What to produce: In full and without alteration, repeat the material.
[START OF Available data]
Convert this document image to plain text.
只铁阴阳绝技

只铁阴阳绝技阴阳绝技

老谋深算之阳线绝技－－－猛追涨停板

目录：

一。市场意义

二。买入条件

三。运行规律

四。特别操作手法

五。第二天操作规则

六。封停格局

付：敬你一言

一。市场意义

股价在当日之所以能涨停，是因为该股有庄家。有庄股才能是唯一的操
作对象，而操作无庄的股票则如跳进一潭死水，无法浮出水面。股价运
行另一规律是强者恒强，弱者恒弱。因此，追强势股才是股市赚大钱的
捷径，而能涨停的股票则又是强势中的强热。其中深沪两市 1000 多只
[END OF Available data]
Correct output:
Convert this document image to plain text.
只铁阴阳绝技

只铁阴阳绝技阴阳绝技

老谋深算之阳线绝技－－－猛追涨停板

目录：

一。市场意义

二。买入条件

三。运行规律

四。特别操作手法

五。第二天操作规则

六。封停格局

付：敬你一言

一。市场意义

股价在当日之所以能涨停，是因为该股有庄家。有庄股才能是唯一的操
作对象，而操作无庄的股票则如跳进一潭死水，无法浮出水面。股价运
行另一规律是强者恒强，弱者恒弱。因此，追强势股才是股市赚大钱的
捷径，而能涨停的股票则又是强势中的强热。其中深沪两市 1000 多只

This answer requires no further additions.